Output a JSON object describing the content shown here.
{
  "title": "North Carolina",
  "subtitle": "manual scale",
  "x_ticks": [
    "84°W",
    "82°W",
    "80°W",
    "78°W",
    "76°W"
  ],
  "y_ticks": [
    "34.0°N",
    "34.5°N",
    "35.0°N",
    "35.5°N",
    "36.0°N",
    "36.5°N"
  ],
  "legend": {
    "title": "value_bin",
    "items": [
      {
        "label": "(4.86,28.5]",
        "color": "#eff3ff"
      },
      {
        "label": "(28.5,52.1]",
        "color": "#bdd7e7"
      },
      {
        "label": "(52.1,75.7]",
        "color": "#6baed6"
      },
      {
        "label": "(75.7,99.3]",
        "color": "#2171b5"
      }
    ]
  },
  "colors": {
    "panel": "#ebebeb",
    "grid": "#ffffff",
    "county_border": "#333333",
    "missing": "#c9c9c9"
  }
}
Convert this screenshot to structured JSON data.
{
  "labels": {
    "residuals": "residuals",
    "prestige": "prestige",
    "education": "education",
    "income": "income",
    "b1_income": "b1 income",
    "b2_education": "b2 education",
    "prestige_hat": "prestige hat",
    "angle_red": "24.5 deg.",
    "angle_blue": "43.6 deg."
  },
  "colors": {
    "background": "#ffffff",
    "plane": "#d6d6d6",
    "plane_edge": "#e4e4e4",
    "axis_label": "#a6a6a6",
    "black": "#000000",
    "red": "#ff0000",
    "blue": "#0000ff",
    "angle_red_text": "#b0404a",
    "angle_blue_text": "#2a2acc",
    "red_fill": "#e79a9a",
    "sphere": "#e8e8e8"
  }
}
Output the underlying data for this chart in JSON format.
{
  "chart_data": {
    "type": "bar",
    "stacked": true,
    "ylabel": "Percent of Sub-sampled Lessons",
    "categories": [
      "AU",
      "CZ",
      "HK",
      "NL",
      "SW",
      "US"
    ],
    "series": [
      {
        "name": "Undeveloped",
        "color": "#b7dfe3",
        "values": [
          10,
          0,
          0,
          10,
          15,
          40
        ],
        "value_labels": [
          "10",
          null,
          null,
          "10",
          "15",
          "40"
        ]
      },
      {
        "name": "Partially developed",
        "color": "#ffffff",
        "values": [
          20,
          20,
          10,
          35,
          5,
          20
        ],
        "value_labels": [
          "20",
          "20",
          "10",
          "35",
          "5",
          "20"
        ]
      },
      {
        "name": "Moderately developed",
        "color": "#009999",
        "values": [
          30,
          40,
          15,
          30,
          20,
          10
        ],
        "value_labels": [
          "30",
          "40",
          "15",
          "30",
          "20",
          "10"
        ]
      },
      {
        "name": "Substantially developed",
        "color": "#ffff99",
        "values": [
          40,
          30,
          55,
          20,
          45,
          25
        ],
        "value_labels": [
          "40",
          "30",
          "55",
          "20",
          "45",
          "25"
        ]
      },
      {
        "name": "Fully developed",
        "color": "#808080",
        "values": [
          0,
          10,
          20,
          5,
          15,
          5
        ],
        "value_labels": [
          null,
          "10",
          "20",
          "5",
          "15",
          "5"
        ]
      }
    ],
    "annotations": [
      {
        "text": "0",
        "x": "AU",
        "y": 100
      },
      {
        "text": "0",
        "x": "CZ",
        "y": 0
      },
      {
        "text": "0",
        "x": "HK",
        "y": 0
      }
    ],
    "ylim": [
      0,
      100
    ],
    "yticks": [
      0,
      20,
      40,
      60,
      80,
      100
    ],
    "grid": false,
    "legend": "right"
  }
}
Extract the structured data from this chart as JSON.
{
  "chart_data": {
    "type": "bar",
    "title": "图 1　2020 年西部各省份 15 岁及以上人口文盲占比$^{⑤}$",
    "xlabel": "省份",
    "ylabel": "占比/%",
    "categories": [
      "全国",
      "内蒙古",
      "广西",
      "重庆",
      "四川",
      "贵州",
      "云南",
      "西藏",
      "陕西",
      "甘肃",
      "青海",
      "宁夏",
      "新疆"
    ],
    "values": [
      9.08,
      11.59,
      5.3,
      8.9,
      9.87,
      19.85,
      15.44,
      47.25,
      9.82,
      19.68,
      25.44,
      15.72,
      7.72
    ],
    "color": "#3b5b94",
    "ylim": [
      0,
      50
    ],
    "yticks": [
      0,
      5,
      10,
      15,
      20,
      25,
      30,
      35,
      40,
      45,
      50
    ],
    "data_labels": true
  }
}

-*-

Tally the lines containing "prestige". Provide the number without any other words.

2